**REQUIREMENTS**
Search the listing below for the string "Version" and copy every line where it occurs.

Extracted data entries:

==============================

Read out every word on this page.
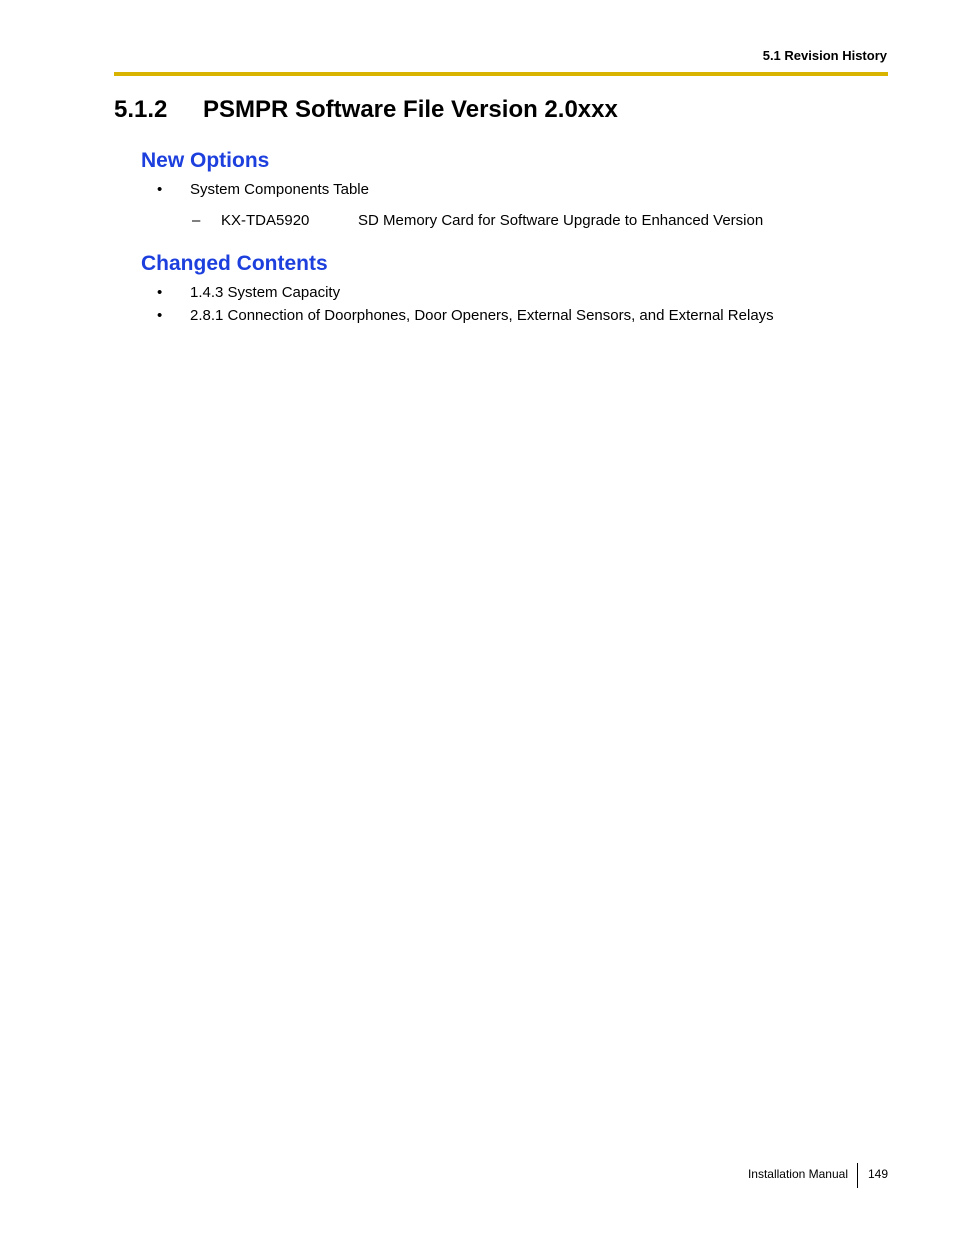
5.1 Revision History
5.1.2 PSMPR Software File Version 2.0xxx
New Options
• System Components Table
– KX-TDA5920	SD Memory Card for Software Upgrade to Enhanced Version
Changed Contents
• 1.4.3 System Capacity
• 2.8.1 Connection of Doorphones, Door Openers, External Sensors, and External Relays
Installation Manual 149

==============================

**TASK RESPONSE**
5.1.2 PSMPR Software File Version 2.0xxx
– KX-TDA5920	SD Memory Card for Software Upgrade to Enhanced Version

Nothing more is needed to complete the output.